Problem to solve →
Quote, exactly, the line holding "Extract the structured" and all lines after it to the end of the records below. Exclude pictures.
++++++++++++++++++++
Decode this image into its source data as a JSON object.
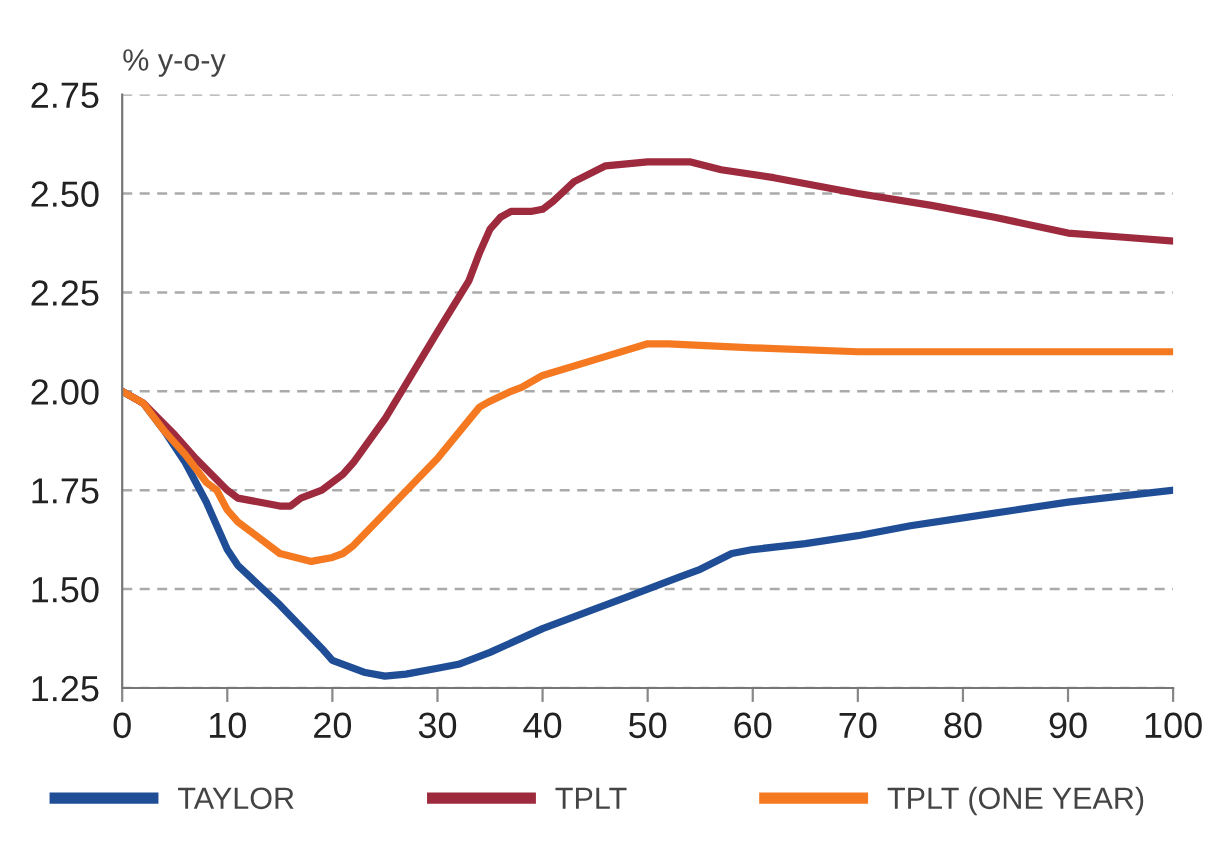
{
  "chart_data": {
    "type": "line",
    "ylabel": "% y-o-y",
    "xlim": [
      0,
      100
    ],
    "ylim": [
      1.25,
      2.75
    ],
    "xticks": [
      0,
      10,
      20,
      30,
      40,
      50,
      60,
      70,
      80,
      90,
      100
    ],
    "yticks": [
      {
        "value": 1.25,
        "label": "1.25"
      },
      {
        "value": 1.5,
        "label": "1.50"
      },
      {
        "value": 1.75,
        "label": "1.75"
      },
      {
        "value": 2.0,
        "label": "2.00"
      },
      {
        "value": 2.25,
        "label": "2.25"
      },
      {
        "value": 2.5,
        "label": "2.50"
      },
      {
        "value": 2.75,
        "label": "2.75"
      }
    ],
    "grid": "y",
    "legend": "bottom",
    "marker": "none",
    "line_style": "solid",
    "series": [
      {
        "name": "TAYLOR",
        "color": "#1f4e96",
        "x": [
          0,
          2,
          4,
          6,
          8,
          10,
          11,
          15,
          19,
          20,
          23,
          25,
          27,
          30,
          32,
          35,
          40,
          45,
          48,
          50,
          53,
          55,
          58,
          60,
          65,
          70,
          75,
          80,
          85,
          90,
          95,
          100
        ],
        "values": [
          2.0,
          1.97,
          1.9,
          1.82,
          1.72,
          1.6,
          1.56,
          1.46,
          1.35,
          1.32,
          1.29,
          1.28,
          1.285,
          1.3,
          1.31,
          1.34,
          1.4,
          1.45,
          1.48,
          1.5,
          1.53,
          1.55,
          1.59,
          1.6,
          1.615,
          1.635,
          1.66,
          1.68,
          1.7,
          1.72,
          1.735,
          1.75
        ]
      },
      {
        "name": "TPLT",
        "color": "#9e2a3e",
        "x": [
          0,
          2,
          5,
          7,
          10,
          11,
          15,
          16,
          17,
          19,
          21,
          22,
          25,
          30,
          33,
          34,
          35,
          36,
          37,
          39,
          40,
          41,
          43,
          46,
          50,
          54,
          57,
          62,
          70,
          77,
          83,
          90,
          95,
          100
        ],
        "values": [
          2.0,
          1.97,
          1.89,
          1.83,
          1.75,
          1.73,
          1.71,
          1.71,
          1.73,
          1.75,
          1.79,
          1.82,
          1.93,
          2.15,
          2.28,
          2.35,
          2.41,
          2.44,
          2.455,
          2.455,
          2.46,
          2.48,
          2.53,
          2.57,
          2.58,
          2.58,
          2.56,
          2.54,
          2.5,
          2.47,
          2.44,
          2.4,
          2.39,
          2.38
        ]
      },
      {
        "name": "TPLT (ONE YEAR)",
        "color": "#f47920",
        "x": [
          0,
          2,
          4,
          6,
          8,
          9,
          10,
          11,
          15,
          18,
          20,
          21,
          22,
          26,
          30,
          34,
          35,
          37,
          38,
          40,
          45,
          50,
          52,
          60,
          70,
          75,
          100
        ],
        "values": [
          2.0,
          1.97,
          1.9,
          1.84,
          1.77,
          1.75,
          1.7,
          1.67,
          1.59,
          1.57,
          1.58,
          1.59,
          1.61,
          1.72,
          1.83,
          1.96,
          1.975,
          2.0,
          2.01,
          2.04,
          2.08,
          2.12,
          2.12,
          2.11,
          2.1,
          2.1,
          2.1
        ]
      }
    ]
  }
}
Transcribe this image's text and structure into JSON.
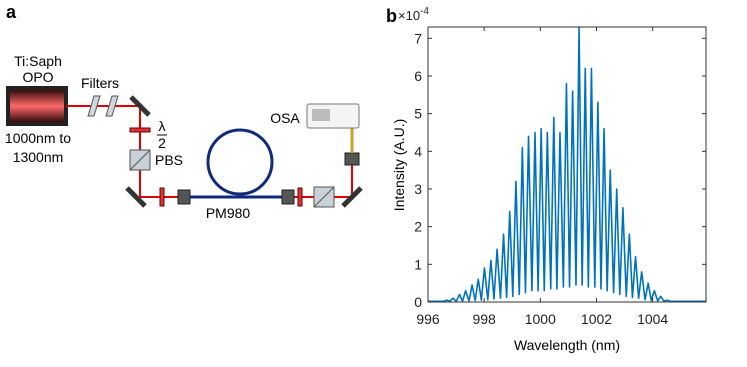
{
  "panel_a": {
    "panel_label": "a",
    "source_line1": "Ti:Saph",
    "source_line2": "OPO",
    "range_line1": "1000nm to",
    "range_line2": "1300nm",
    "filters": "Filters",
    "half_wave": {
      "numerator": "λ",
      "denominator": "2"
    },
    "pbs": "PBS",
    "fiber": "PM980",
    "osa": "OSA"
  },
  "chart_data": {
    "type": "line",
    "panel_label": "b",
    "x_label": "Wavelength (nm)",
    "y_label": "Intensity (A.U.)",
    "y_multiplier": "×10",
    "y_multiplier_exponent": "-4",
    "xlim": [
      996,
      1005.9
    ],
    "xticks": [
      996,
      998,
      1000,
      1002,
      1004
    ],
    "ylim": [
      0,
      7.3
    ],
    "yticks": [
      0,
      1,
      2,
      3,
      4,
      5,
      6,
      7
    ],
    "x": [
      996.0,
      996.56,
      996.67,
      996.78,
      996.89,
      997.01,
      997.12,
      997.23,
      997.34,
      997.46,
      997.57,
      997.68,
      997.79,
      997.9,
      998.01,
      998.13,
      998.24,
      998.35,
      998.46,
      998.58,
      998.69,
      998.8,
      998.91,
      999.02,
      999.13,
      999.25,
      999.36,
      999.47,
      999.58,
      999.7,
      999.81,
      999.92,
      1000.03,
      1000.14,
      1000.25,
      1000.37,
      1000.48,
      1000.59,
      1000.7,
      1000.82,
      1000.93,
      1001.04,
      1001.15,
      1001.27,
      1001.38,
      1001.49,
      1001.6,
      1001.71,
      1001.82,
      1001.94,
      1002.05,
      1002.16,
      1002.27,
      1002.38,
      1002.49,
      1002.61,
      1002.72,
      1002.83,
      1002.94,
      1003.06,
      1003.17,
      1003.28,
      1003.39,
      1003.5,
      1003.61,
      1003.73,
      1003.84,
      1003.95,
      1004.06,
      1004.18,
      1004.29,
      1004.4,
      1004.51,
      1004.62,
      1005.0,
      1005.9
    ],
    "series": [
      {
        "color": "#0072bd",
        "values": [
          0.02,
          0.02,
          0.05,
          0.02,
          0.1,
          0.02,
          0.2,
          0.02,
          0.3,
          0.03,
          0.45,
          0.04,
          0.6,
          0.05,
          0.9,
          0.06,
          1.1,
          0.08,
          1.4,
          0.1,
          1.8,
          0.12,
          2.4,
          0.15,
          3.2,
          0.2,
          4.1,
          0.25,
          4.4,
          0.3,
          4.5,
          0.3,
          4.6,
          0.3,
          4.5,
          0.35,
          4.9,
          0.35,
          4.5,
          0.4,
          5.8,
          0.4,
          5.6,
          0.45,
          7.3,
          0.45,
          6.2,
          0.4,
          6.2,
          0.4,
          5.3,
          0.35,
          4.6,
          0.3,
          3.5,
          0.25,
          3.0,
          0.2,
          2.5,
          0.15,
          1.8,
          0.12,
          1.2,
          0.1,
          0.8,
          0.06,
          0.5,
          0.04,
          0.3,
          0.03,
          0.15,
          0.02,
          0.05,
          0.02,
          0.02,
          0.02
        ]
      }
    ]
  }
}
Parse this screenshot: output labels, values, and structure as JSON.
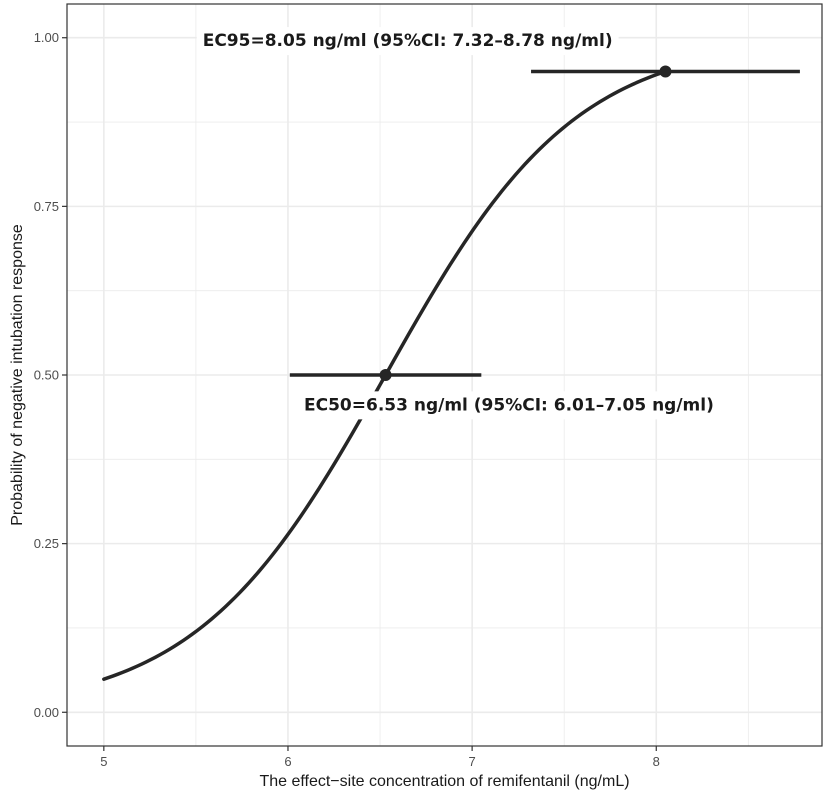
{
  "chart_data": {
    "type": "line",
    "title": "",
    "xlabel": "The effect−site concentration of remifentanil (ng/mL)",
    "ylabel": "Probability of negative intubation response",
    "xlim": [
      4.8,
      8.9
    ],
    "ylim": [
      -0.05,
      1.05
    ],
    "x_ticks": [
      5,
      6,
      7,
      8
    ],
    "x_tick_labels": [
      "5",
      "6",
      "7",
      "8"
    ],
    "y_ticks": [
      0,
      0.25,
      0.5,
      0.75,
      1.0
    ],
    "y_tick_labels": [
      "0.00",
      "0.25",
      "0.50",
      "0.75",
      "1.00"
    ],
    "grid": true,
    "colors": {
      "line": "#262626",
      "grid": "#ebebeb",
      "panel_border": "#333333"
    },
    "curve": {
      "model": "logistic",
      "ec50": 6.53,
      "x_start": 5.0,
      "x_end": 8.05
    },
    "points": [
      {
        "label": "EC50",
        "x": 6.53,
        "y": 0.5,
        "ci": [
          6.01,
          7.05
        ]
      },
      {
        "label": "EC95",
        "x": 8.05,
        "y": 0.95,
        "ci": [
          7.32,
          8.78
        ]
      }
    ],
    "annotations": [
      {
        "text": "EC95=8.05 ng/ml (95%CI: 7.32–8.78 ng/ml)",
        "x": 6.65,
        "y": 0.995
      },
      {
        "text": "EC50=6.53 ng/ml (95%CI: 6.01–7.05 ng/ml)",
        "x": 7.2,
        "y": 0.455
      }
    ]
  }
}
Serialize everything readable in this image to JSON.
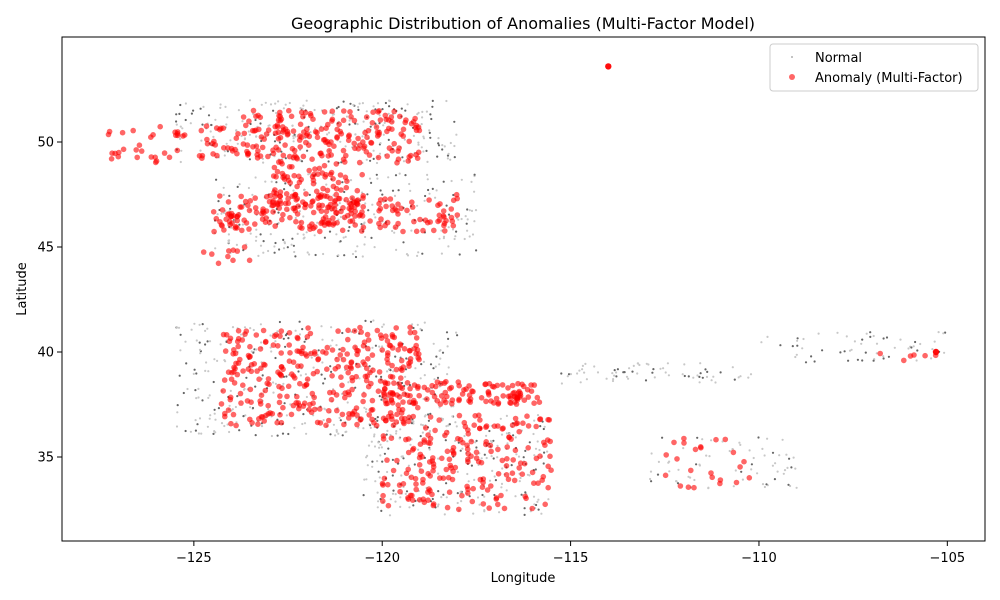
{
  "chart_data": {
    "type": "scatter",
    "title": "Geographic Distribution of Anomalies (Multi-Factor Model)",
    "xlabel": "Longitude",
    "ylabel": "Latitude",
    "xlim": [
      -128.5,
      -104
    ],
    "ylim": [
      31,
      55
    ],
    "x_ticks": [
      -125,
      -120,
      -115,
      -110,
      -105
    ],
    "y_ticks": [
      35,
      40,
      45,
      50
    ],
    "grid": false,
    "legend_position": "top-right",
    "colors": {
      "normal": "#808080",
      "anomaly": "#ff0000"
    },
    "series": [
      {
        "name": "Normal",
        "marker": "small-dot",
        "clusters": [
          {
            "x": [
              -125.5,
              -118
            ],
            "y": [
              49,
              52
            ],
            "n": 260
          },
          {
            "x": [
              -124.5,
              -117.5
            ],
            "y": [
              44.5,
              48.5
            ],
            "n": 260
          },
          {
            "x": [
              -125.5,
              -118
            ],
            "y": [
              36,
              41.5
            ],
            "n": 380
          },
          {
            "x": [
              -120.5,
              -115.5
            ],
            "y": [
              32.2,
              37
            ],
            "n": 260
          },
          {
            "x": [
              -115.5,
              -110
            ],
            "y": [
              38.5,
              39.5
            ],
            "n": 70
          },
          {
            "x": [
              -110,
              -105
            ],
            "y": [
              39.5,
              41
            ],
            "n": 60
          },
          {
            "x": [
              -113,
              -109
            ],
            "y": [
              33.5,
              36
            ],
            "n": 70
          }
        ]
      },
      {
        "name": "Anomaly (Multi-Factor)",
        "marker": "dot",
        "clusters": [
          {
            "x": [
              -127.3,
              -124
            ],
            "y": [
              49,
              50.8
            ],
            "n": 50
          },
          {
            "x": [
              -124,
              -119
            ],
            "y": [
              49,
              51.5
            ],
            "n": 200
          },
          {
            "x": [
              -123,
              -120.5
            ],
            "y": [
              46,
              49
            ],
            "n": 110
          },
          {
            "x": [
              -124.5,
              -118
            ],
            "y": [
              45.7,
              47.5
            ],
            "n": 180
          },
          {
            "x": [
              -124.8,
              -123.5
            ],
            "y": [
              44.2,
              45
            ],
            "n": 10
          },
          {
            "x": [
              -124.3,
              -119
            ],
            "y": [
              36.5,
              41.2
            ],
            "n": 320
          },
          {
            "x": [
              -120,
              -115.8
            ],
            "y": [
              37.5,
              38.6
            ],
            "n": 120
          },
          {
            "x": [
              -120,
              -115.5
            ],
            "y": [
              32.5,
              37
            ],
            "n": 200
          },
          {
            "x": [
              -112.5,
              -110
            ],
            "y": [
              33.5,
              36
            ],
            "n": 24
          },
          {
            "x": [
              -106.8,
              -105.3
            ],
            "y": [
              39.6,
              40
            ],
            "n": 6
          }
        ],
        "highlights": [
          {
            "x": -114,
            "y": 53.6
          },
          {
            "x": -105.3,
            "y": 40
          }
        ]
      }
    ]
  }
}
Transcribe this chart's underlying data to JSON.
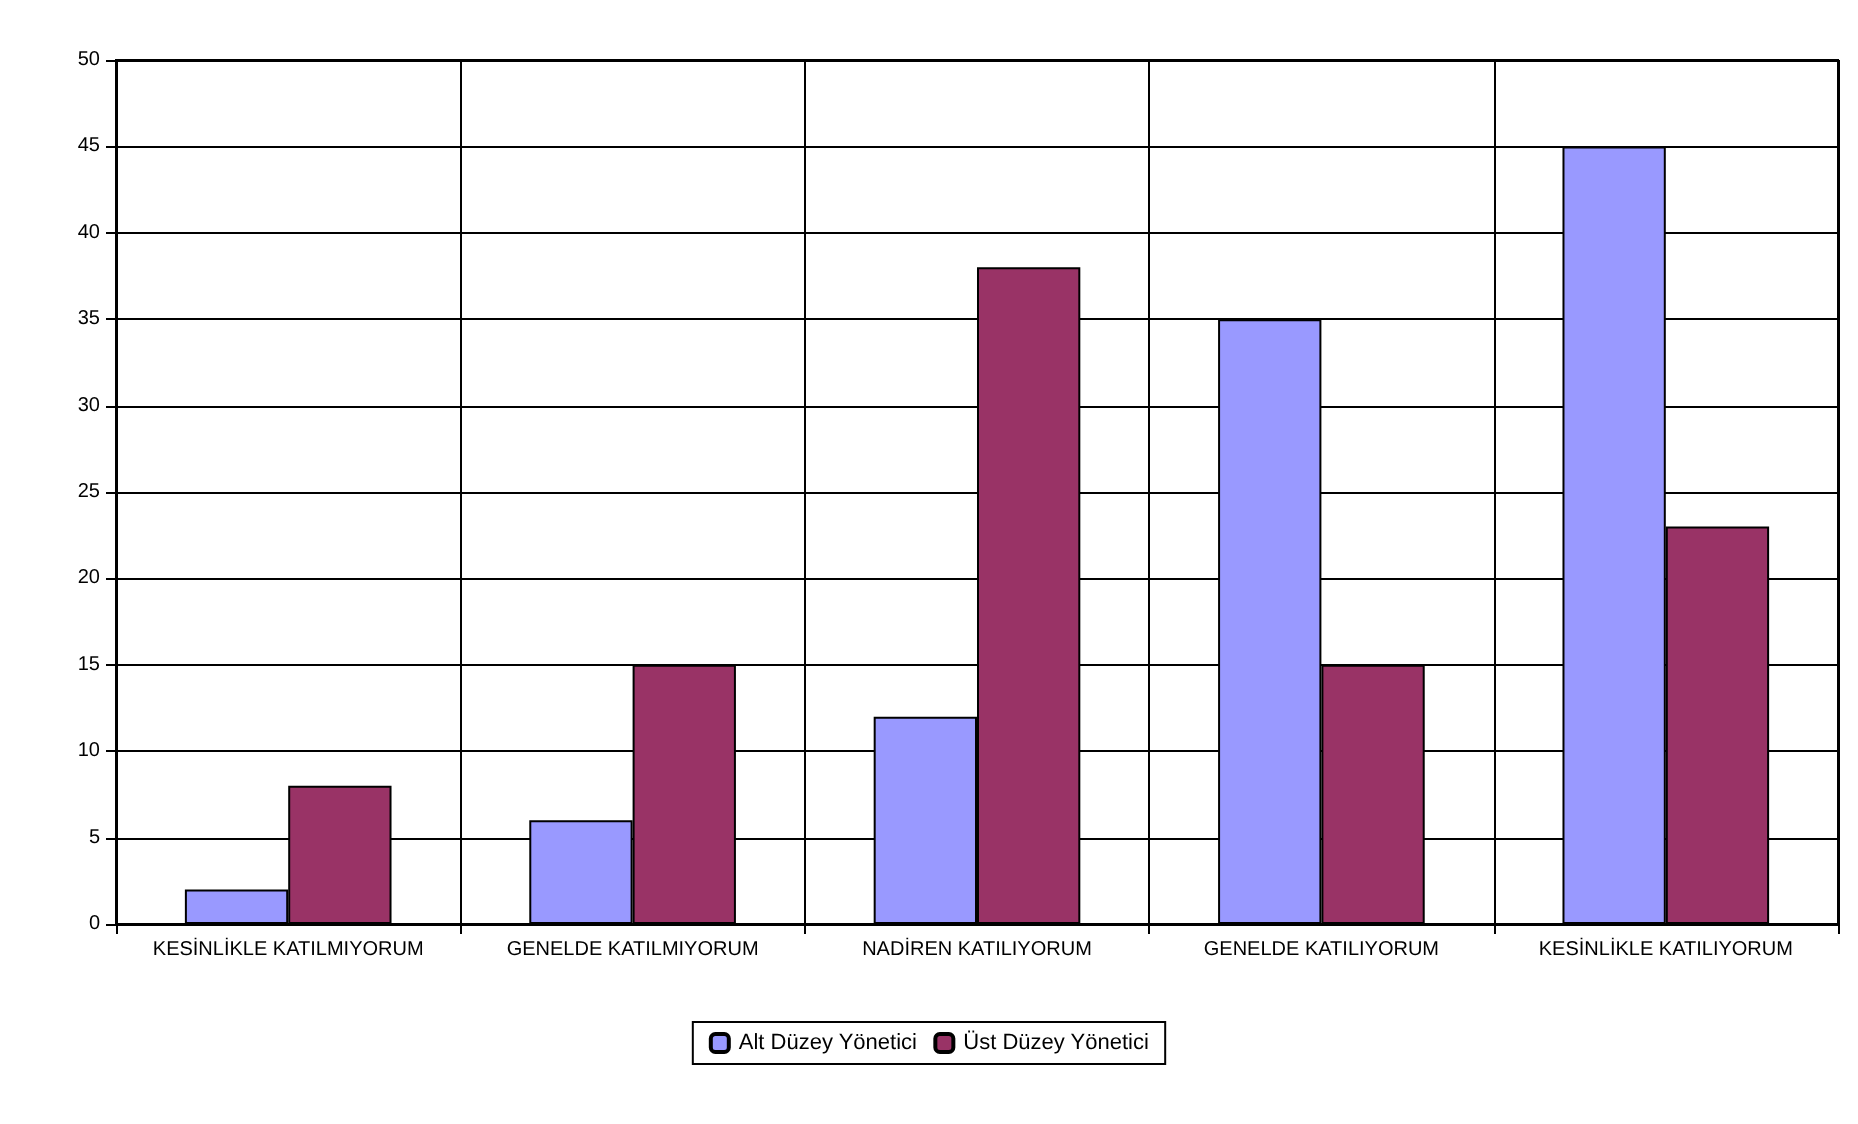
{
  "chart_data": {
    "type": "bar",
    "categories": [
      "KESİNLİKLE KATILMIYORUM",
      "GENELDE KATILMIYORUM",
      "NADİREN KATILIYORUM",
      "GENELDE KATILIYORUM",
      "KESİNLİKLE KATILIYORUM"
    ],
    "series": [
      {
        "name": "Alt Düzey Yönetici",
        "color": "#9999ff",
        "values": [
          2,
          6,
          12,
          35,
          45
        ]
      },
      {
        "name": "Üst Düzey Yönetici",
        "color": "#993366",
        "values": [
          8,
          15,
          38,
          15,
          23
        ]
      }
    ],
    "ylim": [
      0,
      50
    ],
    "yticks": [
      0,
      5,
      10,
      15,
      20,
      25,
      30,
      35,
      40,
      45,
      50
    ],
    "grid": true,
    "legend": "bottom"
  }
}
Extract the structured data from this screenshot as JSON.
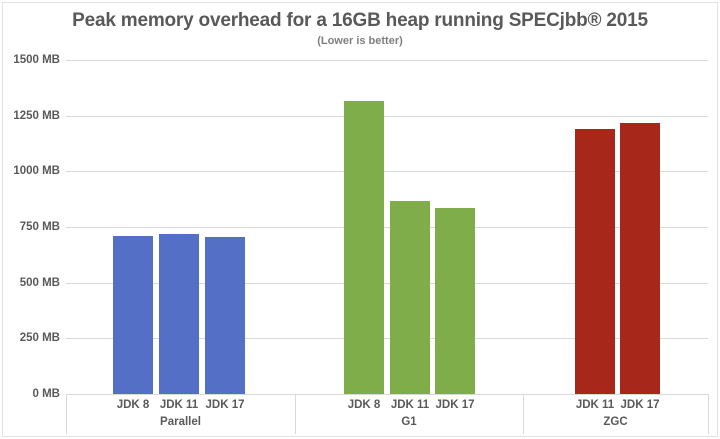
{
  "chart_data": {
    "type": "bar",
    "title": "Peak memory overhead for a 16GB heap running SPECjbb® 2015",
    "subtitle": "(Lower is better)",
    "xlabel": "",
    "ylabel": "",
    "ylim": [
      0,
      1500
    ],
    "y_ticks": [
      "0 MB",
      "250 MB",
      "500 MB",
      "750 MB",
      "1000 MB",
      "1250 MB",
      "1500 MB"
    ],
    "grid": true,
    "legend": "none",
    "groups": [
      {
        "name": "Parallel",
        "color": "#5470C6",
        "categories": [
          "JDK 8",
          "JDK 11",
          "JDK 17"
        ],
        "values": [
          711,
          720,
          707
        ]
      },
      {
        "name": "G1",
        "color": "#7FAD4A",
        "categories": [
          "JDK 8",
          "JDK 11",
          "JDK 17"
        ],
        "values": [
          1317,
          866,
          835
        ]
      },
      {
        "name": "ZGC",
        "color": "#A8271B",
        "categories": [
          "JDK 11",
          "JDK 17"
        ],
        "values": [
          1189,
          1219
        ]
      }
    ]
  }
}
++++++++++++++++++++
Finished answer →
Extract the structured data from this screenshot as JSON.
{
  "chart_data": {
    "type": "bar",
    "title": "Peak memory overhead for a 16GB heap running SPECjbb® 2015",
    "subtitle": "(Lower is better)",
    "xlabel": "",
    "ylabel": "",
    "ylim": [
      0,
      1500
    ],
    "y_ticks": [
      "0 MB",
      "250 MB",
      "500 MB",
      "750 MB",
      "1000 MB",
      "1250 MB",
      "1500 MB"
    ],
    "grid": true,
    "legend": "none",
    "groups": [
      {
        "name": "Parallel",
        "color": "#5470C6",
        "categories": [
          "JDK 8",
          "JDK 11",
          "JDK 17"
        ],
        "values": [
          711,
          720,
          707
        ]
      },
      {
        "name": "G1",
        "color": "#7FAD4A",
        "categories": [
          "JDK 8",
          "JDK 11",
          "JDK 17"
        ],
        "values": [
          1317,
          866,
          835
        ]
      },
      {
        "name": "ZGC",
        "color": "#A8271B",
        "categories": [
          "JDK 11",
          "JDK 17"
        ],
        "values": [
          1189,
          1219
        ]
      }
    ]
  }
}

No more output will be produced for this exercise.